Written instruction:
Reproduce all the entries exactly.

-------------------------

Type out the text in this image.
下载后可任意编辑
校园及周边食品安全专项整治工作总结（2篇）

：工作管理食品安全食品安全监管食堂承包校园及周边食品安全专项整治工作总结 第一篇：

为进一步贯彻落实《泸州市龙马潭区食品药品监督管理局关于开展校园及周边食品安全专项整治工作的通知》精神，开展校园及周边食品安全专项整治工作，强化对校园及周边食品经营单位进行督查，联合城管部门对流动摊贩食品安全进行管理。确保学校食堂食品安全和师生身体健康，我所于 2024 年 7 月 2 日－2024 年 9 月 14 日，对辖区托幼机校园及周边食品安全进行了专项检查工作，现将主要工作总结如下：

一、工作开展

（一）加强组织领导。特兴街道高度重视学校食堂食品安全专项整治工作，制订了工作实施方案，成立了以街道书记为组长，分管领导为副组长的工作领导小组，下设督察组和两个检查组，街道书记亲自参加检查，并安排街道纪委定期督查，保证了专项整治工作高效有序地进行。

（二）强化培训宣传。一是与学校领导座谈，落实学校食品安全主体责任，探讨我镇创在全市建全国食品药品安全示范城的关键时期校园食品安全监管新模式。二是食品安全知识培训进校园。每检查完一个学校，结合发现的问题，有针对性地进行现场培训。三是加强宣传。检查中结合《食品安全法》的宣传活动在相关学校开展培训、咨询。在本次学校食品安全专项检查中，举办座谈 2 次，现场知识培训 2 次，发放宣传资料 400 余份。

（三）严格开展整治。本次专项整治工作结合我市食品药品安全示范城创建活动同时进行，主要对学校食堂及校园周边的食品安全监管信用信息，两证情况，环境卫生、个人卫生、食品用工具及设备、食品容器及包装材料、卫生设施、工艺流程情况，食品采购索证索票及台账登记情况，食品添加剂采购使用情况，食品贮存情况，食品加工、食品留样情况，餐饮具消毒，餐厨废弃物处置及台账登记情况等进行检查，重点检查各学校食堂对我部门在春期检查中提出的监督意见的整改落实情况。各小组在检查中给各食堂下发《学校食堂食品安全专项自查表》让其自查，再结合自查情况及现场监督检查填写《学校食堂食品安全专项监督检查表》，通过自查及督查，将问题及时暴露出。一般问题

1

-------------------------

Output of the exercise:
Type out the text in this image.
下载后可任意编辑
校园及周边食品安全专项整治工作总结（2篇）

：工作管理食品安全食品安全监管食堂承包校园及周边食品安全专项整治工作总结 第一篇：

为进一步贯彻落实《泸州市龙马潭区食品药品监督管理局关于开展校园及周边食品安全专项整治工作的通知》精神，开展校园及周边食品安全专项整治工作，强化对校园及周边食品经营单位进行督查，联合城管部门对流动摊贩食品安全进行管理。确保学校食堂食品安全和师生身体健康，我所于 2024 年 7 月 2 日－2024 年 9 月 14 日，对辖区托幼机校园及周边食品安全进行了专项检查工作，现将主要工作总结如下：

一、工作开展

（一）加强组织领导。特兴街道高度重视学校食堂食品安全专项整治工作，制订了工作实施方案，成立了以街道书记为组长，分管领导为副组长的工作领导小组，下设督察组和两个检查组，街道书记亲自参加检查，并安排街道纪委定期督查，保证了专项整治工作高效有序地进行。

（二）强化培训宣传。一是与学校领导座谈，落实学校食品安全主体责任，探讨我镇创在全市建全国食品药品安全示范城的关键时期校园食品安全监管新模式。二是食品安全知识培训进校园。每检查完一个学校，结合发现的问题，有针对性地进行现场培训。三是加强宣传。检查中结合《食品安全法》的宣传活动在相关学校开展培训、咨询。在本次学校食品安全专项检查中，举办座谈 2 次，现场知识培训 2 次，发放宣传资料 400 余份。

（三）严格开展整治。本次专项整治工作结合我市食品药品安全示范城创建活动同时进行，主要对学校食堂及校园周边的食品安全监管信用信息，两证情况，环境卫生、个人卫生、食品用工具及设备、食品容器及包装材料、卫生设施、工艺流程情况，食品采购索证索票及台账登记情况，食品添加剂采购使用情况，食品贮存情况，食品加工、食品留样情况，餐饮具消毒，餐厨废弃物处置及台账登记情况等进行检查，重点检查各学校食堂对我部门在春期检查中提出的监督意见的整改落实情况。各小组在检查中给各食堂下发《学校食堂食品安全专项自查表》让其自查，再结合自查情况及现场监督检查填写《学校食堂食品安全专项监督检查表》，通过自查及督查，将问题及时暴露出。一般问题

1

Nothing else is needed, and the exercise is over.